### Dataset ###

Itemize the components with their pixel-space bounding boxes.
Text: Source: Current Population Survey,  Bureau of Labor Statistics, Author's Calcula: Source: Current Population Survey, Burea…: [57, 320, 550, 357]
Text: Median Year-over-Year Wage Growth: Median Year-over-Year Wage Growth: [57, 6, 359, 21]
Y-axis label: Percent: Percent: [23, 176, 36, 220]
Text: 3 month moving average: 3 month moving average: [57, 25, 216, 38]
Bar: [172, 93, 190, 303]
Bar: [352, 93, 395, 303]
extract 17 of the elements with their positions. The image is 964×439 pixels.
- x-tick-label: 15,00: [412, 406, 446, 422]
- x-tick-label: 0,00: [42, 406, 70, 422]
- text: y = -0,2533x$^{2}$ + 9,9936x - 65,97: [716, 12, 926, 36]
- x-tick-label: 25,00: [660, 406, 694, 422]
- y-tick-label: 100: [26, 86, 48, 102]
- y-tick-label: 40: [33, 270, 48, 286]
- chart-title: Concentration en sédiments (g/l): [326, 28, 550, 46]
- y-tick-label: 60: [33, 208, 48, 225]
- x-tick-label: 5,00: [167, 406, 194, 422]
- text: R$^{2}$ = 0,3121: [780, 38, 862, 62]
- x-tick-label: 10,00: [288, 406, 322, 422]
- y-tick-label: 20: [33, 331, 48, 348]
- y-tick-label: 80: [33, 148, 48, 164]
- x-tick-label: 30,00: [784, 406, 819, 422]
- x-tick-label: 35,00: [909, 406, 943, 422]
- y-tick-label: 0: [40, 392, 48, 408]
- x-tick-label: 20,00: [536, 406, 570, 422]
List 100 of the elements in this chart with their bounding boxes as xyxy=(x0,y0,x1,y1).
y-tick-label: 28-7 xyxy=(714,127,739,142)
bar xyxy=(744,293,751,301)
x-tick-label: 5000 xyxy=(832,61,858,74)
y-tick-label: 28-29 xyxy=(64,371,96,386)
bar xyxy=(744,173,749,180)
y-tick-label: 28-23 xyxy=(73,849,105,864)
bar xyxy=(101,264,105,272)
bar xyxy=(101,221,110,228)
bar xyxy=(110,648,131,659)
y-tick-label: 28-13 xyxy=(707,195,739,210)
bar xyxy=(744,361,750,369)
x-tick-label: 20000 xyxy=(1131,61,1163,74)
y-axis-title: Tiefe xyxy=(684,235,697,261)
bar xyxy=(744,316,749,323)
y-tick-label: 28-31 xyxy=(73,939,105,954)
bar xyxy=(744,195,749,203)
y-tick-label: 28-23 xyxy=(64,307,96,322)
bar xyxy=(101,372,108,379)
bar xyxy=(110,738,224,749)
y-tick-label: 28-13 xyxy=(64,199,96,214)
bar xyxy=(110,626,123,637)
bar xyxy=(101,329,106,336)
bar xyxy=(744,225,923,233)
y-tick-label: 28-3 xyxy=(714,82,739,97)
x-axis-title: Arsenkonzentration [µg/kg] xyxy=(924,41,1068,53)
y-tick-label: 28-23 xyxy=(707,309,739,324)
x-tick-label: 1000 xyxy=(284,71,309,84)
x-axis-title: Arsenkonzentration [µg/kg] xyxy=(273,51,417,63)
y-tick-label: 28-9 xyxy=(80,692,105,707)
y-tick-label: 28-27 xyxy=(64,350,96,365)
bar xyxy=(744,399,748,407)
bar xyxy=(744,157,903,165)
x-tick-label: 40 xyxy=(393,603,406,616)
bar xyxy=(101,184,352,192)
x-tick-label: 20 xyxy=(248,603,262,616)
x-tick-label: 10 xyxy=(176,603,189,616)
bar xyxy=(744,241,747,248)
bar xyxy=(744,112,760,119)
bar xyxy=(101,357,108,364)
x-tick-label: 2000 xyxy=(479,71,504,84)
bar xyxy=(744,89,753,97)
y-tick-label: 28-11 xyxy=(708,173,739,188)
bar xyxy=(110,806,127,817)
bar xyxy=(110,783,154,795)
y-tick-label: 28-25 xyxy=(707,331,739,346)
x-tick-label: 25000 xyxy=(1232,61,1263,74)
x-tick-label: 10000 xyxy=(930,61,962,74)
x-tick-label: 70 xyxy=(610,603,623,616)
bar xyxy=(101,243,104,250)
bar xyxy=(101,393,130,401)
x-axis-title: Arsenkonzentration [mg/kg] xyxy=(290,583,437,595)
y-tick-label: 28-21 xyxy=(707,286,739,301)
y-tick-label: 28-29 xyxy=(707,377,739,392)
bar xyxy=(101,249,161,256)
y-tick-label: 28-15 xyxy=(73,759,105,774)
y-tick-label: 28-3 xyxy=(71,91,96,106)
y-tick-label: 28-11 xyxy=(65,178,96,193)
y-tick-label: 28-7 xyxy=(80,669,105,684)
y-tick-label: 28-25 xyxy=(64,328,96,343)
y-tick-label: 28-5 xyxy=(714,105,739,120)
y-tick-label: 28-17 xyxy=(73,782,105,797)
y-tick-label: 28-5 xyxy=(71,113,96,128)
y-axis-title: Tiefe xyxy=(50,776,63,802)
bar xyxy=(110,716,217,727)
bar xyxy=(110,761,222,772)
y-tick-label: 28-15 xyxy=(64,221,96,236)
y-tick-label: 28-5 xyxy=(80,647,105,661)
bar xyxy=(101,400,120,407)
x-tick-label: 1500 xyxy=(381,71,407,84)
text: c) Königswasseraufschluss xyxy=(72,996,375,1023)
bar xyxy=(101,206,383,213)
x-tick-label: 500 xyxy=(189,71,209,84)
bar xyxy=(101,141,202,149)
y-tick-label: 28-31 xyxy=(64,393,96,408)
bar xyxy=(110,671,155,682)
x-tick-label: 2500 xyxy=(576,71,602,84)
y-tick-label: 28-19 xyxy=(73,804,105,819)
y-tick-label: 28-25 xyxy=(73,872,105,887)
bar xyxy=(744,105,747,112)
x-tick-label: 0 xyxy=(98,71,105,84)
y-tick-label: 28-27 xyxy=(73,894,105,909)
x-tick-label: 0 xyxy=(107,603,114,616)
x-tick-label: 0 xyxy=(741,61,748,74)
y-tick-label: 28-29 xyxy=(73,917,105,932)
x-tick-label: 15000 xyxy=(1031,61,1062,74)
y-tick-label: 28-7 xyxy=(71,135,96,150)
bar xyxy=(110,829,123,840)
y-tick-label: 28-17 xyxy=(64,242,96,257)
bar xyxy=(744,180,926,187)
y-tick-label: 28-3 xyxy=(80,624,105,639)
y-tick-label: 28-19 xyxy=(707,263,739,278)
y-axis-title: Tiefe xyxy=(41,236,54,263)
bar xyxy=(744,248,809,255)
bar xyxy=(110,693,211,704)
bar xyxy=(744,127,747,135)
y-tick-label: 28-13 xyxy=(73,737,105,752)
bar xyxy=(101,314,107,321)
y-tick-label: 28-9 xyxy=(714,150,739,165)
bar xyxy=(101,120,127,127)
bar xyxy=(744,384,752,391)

###

**What to do:** Reproduce the entire listing above word for word.

**Solution:**
Itemize the components with their pixel-space bounding boxes.
Text: Source: Current Population Survey,  Bureau of Labor Statistics, Author's Calcula: Source: Current Population Survey, Burea…: [57, 320, 550, 357]
Text: Median Year-over-Year Wage Growth: Median Year-over-Year Wage Growth: [57, 6, 359, 21]
Y-axis label: Percent: Percent: [23, 176, 36, 220]
Text: 3 month moving average: 3 month moving average: [57, 25, 216, 38]
Bar: [172, 93, 190, 303]
Bar: [352, 93, 395, 303]
extract 17 of the elements with their positions. The image is 964×439 pixels.
- x-tick-label: 15,00: [412, 406, 446, 422]
- x-tick-label: 0,00: [42, 406, 70, 422]
- text: y = -0,2533x$^{2}$ + 9,9936x - 65,97: [716, 12, 926, 36]
- x-tick-label: 25,00: [660, 406, 694, 422]
- y-tick-label: 100: [26, 86, 48, 102]
- y-tick-label: 40: [33, 270, 48, 286]
- chart-title: Concentration en sédiments (g/l): [326, 28, 550, 46]
- y-tick-label: 60: [33, 208, 48, 225]
- x-tick-label: 5,00: [167, 406, 194, 422]
- text: R$^{2}$ = 0,3121: [780, 38, 862, 62]
- x-tick-label: 10,00: [288, 406, 322, 422]
- y-tick-label: 20: [33, 331, 48, 348]
- y-tick-label: 80: [33, 148, 48, 164]
- x-tick-label: 30,00: [784, 406, 819, 422]
- x-tick-label: 35,00: [909, 406, 943, 422]
- y-tick-label: 0: [40, 392, 48, 408]
- x-tick-label: 20,00: [536, 406, 570, 422]
List 100 of the elements in this chart with their bounding boxes as xyxy=(x0,y0,x1,y1).
y-tick-label: 28-7 xyxy=(714,127,739,142)
bar xyxy=(744,293,751,301)
x-tick-label: 5000 xyxy=(832,61,858,74)
y-tick-label: 28-29 xyxy=(64,371,96,386)
bar xyxy=(744,173,749,180)
y-tick-label: 28-23 xyxy=(73,849,105,864)
bar xyxy=(101,264,105,272)
bar xyxy=(101,221,110,228)
bar xyxy=(110,648,131,659)
y-tick-label: 28-13 xyxy=(707,195,739,210)
bar xyxy=(744,361,750,369)
x-tick-label: 20000 xyxy=(1131,61,1163,74)
y-axis-title: Tiefe xyxy=(684,235,697,261)
bar xyxy=(744,316,749,323)
y-tick-label: 28-31 xyxy=(73,939,105,954)
bar xyxy=(744,195,749,203)
y-tick-label: 28-23 xyxy=(64,307,96,322)
bar xyxy=(101,372,108,379)
bar xyxy=(110,738,224,749)
y-tick-label: 28-13 xyxy=(64,199,96,214)
bar xyxy=(110,626,123,637)
bar xyxy=(101,329,106,336)
bar xyxy=(744,225,923,233)
y-tick-label: 28-3 xyxy=(714,82,739,97)
x-axis-title: Arsenkonzentration [µg/kg] xyxy=(924,41,1068,53)
y-tick-label: 28-23 xyxy=(707,309,739,324)
x-tick-label: 1000 xyxy=(284,71,309,84)
x-axis-title: Arsenkonzentration [µg/kg] xyxy=(273,51,417,63)
y-tick-label: 28-9 xyxy=(80,692,105,707)
y-tick-label: 28-27 xyxy=(64,350,96,365)
bar xyxy=(744,399,748,407)
bar xyxy=(744,157,903,165)
x-tick-label: 40 xyxy=(393,603,406,616)
bar xyxy=(101,184,352,192)
x-tick-label: 20 xyxy=(248,603,262,616)
x-tick-label: 10 xyxy=(176,603,189,616)
bar xyxy=(744,241,747,248)
bar xyxy=(744,112,760,119)
bar xyxy=(101,357,108,364)
x-tick-label: 2000 xyxy=(479,71,504,84)
bar xyxy=(744,89,753,97)
y-tick-label: 28-11 xyxy=(708,173,739,188)
bar xyxy=(110,806,127,817)
bar xyxy=(110,783,154,795)
y-tick-label: 28-25 xyxy=(707,331,739,346)
x-tick-label: 25000 xyxy=(1232,61,1263,74)
x-tick-label: 10000 xyxy=(930,61,962,74)
x-tick-label: 70 xyxy=(610,603,623,616)
bar xyxy=(101,243,104,250)
bar xyxy=(101,393,130,401)
x-axis-title: Arsenkonzentration [mg/kg] xyxy=(290,583,437,595)
y-tick-label: 28-21 xyxy=(707,286,739,301)
y-tick-label: 28-29 xyxy=(707,377,739,392)
bar xyxy=(101,249,161,256)
y-tick-label: 28-15 xyxy=(73,759,105,774)
y-tick-label: 28-3 xyxy=(71,91,96,106)
y-tick-label: 28-11 xyxy=(65,178,96,193)
y-tick-label: 28-7 xyxy=(80,669,105,684)
y-tick-label: 28-25 xyxy=(64,328,96,343)
y-tick-label: 28-5 xyxy=(714,105,739,120)
y-tick-label: 28-17 xyxy=(73,782,105,797)
y-tick-label: 28-5 xyxy=(71,113,96,128)
y-axis-title: Tiefe xyxy=(50,776,63,802)
bar xyxy=(110,716,217,727)
bar xyxy=(110,761,222,772)
y-tick-label: 28-15 xyxy=(64,221,96,236)
y-tick-label: 28-5 xyxy=(80,647,105,661)
bar xyxy=(101,400,120,407)
x-tick-label: 1500 xyxy=(381,71,407,84)
text: c) Königswasseraufschluss xyxy=(72,996,375,1023)
bar xyxy=(101,206,383,213)
x-tick-label: 500 xyxy=(189,71,209,84)
bar xyxy=(101,141,202,149)
y-tick-label: 28-31 xyxy=(64,393,96,408)
bar xyxy=(110,671,155,682)
x-tick-label: 2500 xyxy=(576,71,602,84)
y-tick-label: 28-19 xyxy=(73,804,105,819)
y-tick-label: 28-25 xyxy=(73,872,105,887)
bar xyxy=(744,105,747,112)
x-tick-label: 0 xyxy=(98,71,105,84)
y-tick-label: 28-27 xyxy=(73,894,105,909)
x-tick-label: 0 xyxy=(107,603,114,616)
x-tick-label: 0 xyxy=(741,61,748,74)
y-tick-label: 28-29 xyxy=(73,917,105,932)
x-tick-label: 15000 xyxy=(1031,61,1062,74)
y-tick-label: 28-7 xyxy=(71,135,96,150)
bar xyxy=(110,829,123,840)
y-tick-label: 28-17 xyxy=(64,242,96,257)
bar xyxy=(744,180,926,187)
y-tick-label: 28-3 xyxy=(80,624,105,639)
y-tick-label: 28-19 xyxy=(707,263,739,278)
y-axis-title: Tiefe xyxy=(41,236,54,263)
bar xyxy=(744,248,809,255)
bar xyxy=(110,693,211,704)
bar xyxy=(744,127,747,135)
y-tick-label: 28-13 xyxy=(73,737,105,752)
bar xyxy=(101,314,107,321)
y-tick-label: 28-9 xyxy=(714,150,739,165)
bar xyxy=(101,120,127,127)
bar xyxy=(744,384,752,391)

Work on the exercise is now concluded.